Saved entries:
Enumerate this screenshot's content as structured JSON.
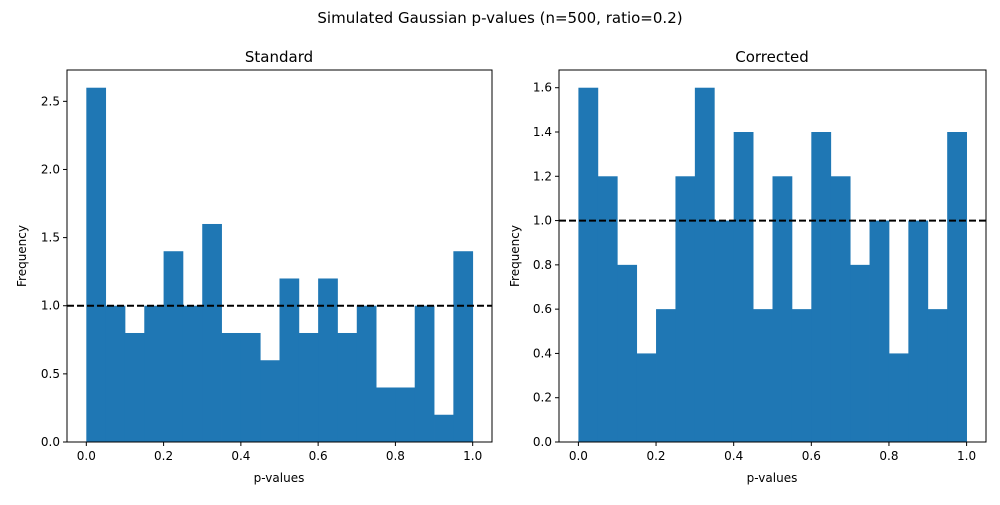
{
  "figure": {
    "suptitle": "Simulated Gaussian p-values (n=500, ratio=0.2)"
  },
  "colors": {
    "bar": "#1f77b4",
    "reference_line": "#000000",
    "axes": "#000000"
  },
  "chart_data": [
    {
      "type": "bar",
      "title": "Standard",
      "xlabel": "p-values",
      "ylabel": "Frequency",
      "bin_edges": [
        0.0,
        0.05,
        0.1,
        0.15,
        0.2,
        0.25,
        0.3,
        0.35,
        0.4,
        0.45,
        0.5,
        0.55,
        0.6,
        0.65,
        0.7,
        0.75,
        0.8,
        0.85,
        0.9,
        0.95,
        1.0
      ],
      "values": [
        2.6,
        1.0,
        0.8,
        1.0,
        1.4,
        1.0,
        1.6,
        0.8,
        0.8,
        0.6,
        1.2,
        0.8,
        1.2,
        0.8,
        1.0,
        0.4,
        0.4,
        1.0,
        0.2,
        1.4
      ],
      "reference_line": {
        "y": 1.0,
        "style": "dashed"
      },
      "xlim": [
        -0.05,
        1.05
      ],
      "ylim": [
        0,
        2.73
      ],
      "xticks": [
        0.0,
        0.2,
        0.4,
        0.6,
        0.8,
        1.0
      ],
      "xtick_labels": [
        "0.0",
        "0.2",
        "0.4",
        "0.6",
        "0.8",
        "1.0"
      ],
      "yticks": [
        0.0,
        0.5,
        1.0,
        1.5,
        2.0,
        2.5
      ],
      "ytick_labels": [
        "0.0",
        "0.5",
        "1.0",
        "1.5",
        "2.0",
        "2.5"
      ],
      "grid": false,
      "legend": "none"
    },
    {
      "type": "bar",
      "title": "Corrected",
      "xlabel": "p-values",
      "ylabel": "Frequency",
      "bin_edges": [
        0.0,
        0.05,
        0.1,
        0.15,
        0.2,
        0.25,
        0.3,
        0.35,
        0.4,
        0.45,
        0.5,
        0.55,
        0.6,
        0.65,
        0.7,
        0.75,
        0.8,
        0.85,
        0.9,
        0.95,
        1.0
      ],
      "values": [
        1.6,
        1.2,
        0.8,
        0.4,
        0.6,
        1.2,
        1.6,
        1.0,
        1.4,
        0.6,
        1.2,
        0.6,
        1.4,
        1.2,
        0.8,
        1.0,
        0.4,
        1.0,
        0.6,
        1.4
      ],
      "reference_line": {
        "y": 1.0,
        "style": "dashed"
      },
      "xlim": [
        -0.05,
        1.05
      ],
      "ylim": [
        0,
        1.68
      ],
      "xticks": [
        0.0,
        0.2,
        0.4,
        0.6,
        0.8,
        1.0
      ],
      "xtick_labels": [
        "0.0",
        "0.2",
        "0.4",
        "0.6",
        "0.8",
        "1.0"
      ],
      "yticks": [
        0.0,
        0.2,
        0.4,
        0.6,
        0.8,
        1.0,
        1.2,
        1.4,
        1.6
      ],
      "ytick_labels": [
        "0.0",
        "0.2",
        "0.4",
        "0.6",
        "0.8",
        "1.0",
        "1.2",
        "1.4",
        "1.6"
      ],
      "grid": false,
      "legend": "none"
    }
  ]
}
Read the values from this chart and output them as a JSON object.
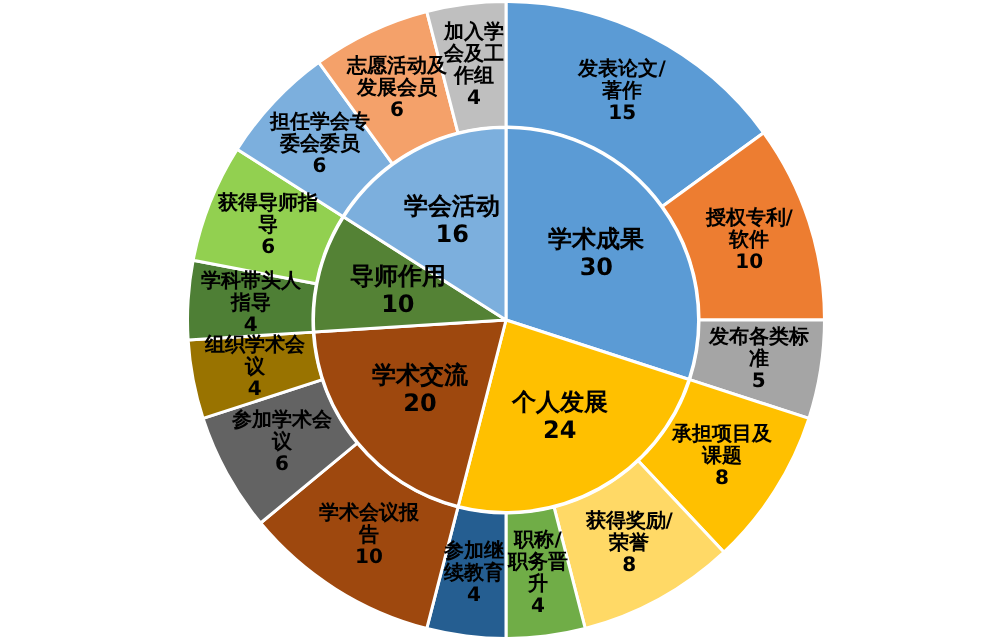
{
  "chart_data": [
    {
      "type": "pie",
      "categories": [
        "学术成果",
        "个人发展",
        "学术交流",
        "导师作用",
        "学会活动"
      ],
      "values": [
        30,
        24,
        20,
        10,
        16
      ],
      "colors": [
        "#5b9bd5",
        "#ffc000",
        "#9e480e",
        "#548235",
        "#7cafdd"
      ],
      "data_labels": true
    },
    {
      "type": "donut",
      "categories": [
        "发表论文/著作",
        "授权专利/软件",
        "发布各类标准",
        "承担项目及课题",
        "获得奖励/荣誉",
        "职称/职务晋升",
        "参加继续教育",
        "学术会议报告",
        "参加学术会议",
        "组织学术会议",
        "学科带头人指导",
        "获得导师指导",
        "担任学会专委会委员",
        "志愿活动及发展会员",
        "加入学会及工作组"
      ],
      "values": [
        15,
        10,
        5,
        8,
        8,
        4,
        4,
        10,
        6,
        4,
        4,
        6,
        6,
        6,
        4
      ],
      "colors": [
        "#5b9bd5",
        "#ed7d31",
        "#a5a5a5",
        "#ffc000",
        "#ffd966",
        "#70ad47",
        "#255e91",
        "#9e480e",
        "#636363",
        "#997300",
        "#4e7f35",
        "#92d050",
        "#7cafdd",
        "#f4a16a",
        "#bfbfbf"
      ],
      "data_labels": true
    }
  ]
}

Given request
Exclude all images and restate the records above word for word.

Written answer
Enumerate this screenshot's content as structured JSON.
{
  "figure": {
    "suptitle": "Simulated Gaussian p-values (n=500, ratio=0.2)"
  },
  "colors": {
    "bar": "#1f77b4",
    "reference_line": "#000000",
    "axes": "#000000"
  },
  "chart_data": [
    {
      "type": "bar",
      "title": "Standard",
      "xlabel": "p-values",
      "ylabel": "Frequency",
      "bin_edges": [
        0.0,
        0.05,
        0.1,
        0.15,
        0.2,
        0.25,
        0.3,
        0.35,
        0.4,
        0.45,
        0.5,
        0.55,
        0.6,
        0.65,
        0.7,
        0.75,
        0.8,
        0.85,
        0.9,
        0.95,
        1.0
      ],
      "values": [
        2.6,
        1.0,
        0.8,
        1.0,
        1.4,
        1.0,
        1.6,
        0.8,
        0.8,
        0.6,
        1.2,
        0.8,
        1.2,
        0.8,
        1.0,
        0.4,
        0.4,
        1.0,
        0.2,
        1.4
      ],
      "reference_line": {
        "y": 1.0,
        "style": "dashed"
      },
      "xlim": [
        -0.05,
        1.05
      ],
      "ylim": [
        0,
        2.73
      ],
      "xticks": [
        0.0,
        0.2,
        0.4,
        0.6,
        0.8,
        1.0
      ],
      "xtick_labels": [
        "0.0",
        "0.2",
        "0.4",
        "0.6",
        "0.8",
        "1.0"
      ],
      "yticks": [
        0.0,
        0.5,
        1.0,
        1.5,
        2.0,
        2.5
      ],
      "ytick_labels": [
        "0.0",
        "0.5",
        "1.0",
        "1.5",
        "2.0",
        "2.5"
      ],
      "grid": false,
      "legend": "none"
    },
    {
      "type": "bar",
      "title": "Corrected",
      "xlabel": "p-values",
      "ylabel": "Frequency",
      "bin_edges": [
        0.0,
        0.05,
        0.1,
        0.15,
        0.2,
        0.25,
        0.3,
        0.35,
        0.4,
        0.45,
        0.5,
        0.55,
        0.6,
        0.65,
        0.7,
        0.75,
        0.8,
        0.85,
        0.9,
        0.95,
        1.0
      ],
      "values": [
        1.6,
        1.2,
        0.8,
        0.4,
        0.6,
        1.2,
        1.6,
        1.0,
        1.4,
        0.6,
        1.2,
        0.6,
        1.4,
        1.2,
        0.8,
        1.0,
        0.4,
        1.0,
        0.6,
        1.4
      ],
      "reference_line": {
        "y": 1.0,
        "style": "dashed"
      },
      "xlim": [
        -0.05,
        1.05
      ],
      "ylim": [
        0,
        1.68
      ],
      "xticks": [
        0.0,
        0.2,
        0.4,
        0.6,
        0.8,
        1.0
      ],
      "xtick_labels": [
        "0.0",
        "0.2",
        "0.4",
        "0.6",
        "0.8",
        "1.0"
      ],
      "yticks": [
        0.0,
        0.2,
        0.4,
        0.6,
        0.8,
        1.0,
        1.2,
        1.4,
        1.6
      ],
      "ytick_labels": [
        "0.0",
        "0.2",
        "0.4",
        "0.6",
        "0.8",
        "1.0",
        "1.2",
        "1.4",
        "1.6"
      ],
      "grid": false,
      "legend": "none"
    }
  ]
}
Read the values from this chart and output them as a JSON object.
{
  "chart_data": [
    {
      "type": "pie",
      "categories": [
        "学术成果",
        "个人发展",
        "学术交流",
        "导师作用",
        "学会活动"
      ],
      "values": [
        30,
        24,
        20,
        10,
        16
      ],
      "colors": [
        "#5b9bd5",
        "#ffc000",
        "#9e480e",
        "#548235",
        "#7cafdd"
      ],
      "data_labels": true
    },
    {
      "type": "donut",
      "categories": [
        "发表论文/著作",
        "授权专利/软件",
        "发布各类标准",
        "承担项目及课题",
        "获得奖励/荣誉",
        "职称/职务晋升",
        "参加继续教育",
        "学术会议报告",
        "参加学术会议",
        "组织学术会议",
        "学科带头人指导",
        "获得导师指导",
        "担任学会专委会委员",
        "志愿活动及发展会员",
        "加入学会及工作组"
      ],
      "values": [
        15,
        10,
        5,
        8,
        8,
        4,
        4,
        10,
        6,
        4,
        4,
        6,
        6,
        6,
        4
      ],
      "colors": [
        "#5b9bd5",
        "#ed7d31",
        "#a5a5a5",
        "#ffc000",
        "#ffd966",
        "#70ad47",
        "#255e91",
        "#9e480e",
        "#636363",
        "#997300",
        "#4e7f35",
        "#92d050",
        "#7cafdd",
        "#f4a16a",
        "#bfbfbf"
      ],
      "data_labels": true
    }
  ]
}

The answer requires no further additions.